## EXTRACT PROVIDED
****

[Haskell-cafe] Is (==) commutative?

Frank Recker frank.recker at arcor.de
Tue Jul 24 13:32:12 CEST 2012


On Tue, July 24, 2012 12:30, Twan van Laarhoven wrote:
> On 2012-07-24 10:10, Christian Sternagel wrote:
>> Dear all,
>>
>> with respect to formal verification of Haskell code I was wondering
>> whether (==)
>> of the Eq class is intended to be commutative (for many classes such
>> requirements are informally stated in their description, since Eq does
>> not have
>> such a statement, I'm asking here). Or are there any known cases where
>> commutativity of (==) is violated (due to strictness issues)?
>
> Strictness plays no role for Eq, since to test for equality both sides
> will have
> to be fully evaluated. I think (==) is supposed to be equivalence
> relation,
> which is symmetric (i.e. commutative); as well as reflexive and
> transitive.

****

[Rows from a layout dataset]
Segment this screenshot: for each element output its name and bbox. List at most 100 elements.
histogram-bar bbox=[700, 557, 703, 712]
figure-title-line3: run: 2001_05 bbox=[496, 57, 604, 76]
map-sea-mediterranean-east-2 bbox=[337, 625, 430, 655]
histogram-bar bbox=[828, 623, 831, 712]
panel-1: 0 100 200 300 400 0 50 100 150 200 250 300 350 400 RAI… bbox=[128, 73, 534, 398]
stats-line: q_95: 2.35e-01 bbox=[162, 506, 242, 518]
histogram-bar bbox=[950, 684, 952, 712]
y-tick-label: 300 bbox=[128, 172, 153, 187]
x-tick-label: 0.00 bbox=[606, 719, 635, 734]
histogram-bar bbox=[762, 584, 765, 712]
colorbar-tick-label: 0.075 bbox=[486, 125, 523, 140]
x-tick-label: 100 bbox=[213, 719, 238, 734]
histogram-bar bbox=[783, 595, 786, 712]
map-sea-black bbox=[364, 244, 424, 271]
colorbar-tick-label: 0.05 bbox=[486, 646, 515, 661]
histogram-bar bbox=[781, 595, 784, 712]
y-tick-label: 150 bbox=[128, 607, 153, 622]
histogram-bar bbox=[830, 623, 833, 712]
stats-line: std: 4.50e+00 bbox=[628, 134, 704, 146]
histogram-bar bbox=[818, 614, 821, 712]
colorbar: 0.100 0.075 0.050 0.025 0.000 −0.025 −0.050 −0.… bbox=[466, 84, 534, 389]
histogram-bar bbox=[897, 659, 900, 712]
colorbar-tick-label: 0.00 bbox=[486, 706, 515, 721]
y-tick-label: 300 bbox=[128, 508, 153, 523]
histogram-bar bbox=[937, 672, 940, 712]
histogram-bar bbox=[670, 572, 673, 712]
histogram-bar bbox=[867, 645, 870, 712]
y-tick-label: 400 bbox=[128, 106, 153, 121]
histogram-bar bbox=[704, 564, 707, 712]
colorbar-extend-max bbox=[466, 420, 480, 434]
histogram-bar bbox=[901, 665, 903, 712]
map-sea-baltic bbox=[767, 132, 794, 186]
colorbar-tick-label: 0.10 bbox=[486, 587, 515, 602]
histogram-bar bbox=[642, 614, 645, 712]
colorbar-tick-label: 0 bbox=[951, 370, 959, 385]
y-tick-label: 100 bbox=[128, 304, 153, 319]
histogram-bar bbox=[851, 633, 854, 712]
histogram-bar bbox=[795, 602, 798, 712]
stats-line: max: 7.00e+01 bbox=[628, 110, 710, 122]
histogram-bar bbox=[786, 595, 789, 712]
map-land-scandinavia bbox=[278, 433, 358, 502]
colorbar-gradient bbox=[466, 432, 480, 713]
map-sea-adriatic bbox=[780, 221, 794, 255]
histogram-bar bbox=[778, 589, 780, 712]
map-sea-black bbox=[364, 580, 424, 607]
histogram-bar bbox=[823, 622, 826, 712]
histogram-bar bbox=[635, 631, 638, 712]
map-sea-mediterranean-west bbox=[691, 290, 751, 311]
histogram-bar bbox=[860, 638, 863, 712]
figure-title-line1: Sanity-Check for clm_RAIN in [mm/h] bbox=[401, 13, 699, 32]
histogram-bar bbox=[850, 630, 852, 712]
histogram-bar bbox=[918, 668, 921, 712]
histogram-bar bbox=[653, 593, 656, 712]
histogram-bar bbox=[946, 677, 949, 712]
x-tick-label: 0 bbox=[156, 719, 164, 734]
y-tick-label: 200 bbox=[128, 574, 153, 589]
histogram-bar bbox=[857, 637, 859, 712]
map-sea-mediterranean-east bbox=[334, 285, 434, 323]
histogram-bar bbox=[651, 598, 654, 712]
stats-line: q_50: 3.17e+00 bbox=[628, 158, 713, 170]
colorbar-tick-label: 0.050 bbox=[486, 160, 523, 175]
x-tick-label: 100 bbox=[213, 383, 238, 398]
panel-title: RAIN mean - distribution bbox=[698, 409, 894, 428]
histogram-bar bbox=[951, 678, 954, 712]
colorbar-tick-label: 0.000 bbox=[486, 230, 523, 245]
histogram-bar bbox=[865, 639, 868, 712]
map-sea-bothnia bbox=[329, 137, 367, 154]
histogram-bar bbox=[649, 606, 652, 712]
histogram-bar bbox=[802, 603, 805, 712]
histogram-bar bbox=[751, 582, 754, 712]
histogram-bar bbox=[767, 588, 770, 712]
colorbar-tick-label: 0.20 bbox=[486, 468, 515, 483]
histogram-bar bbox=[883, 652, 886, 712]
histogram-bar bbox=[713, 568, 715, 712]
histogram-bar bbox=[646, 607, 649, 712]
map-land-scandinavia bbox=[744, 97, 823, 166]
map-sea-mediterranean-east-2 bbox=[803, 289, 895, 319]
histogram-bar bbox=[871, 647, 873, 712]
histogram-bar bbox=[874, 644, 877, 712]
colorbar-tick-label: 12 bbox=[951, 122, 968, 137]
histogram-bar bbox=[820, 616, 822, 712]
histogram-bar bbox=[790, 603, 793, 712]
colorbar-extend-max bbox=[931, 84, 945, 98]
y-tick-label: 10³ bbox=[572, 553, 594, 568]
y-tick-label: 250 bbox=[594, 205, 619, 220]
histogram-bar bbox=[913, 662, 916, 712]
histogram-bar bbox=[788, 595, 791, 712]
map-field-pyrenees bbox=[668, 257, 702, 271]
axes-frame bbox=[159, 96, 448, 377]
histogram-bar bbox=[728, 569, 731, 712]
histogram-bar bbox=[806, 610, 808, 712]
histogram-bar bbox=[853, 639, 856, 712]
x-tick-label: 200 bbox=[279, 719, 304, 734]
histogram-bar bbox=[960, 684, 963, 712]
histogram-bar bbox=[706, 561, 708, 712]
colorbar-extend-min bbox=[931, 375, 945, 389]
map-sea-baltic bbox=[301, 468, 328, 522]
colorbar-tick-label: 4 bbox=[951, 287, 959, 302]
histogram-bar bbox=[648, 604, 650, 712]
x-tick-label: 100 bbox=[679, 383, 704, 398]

****

## TASK REQUIREMENTS
1. In the Haskell-cafe message, why does strictness play no role for Eq?
2. Summarize the Haskell-cafe message in two sentences.
The data was taken from a separate source.

## RESPONSES TO THE EXERCISE
1. To test for equality, both sides have to be fully evaluated.

2. Christian Sternagel asked whether (==) of the Eq class is intended to be commutative, with formal verification of Haskell code in mind, and whether any known cases violate this because of strictness. Twan van Laarhoven answered that strictness plays no role for Eq because both sides must be fully evaluated, and that he thinks (==) is supposed to be an equivalence relation, which is symmetric, reflexive and transitive.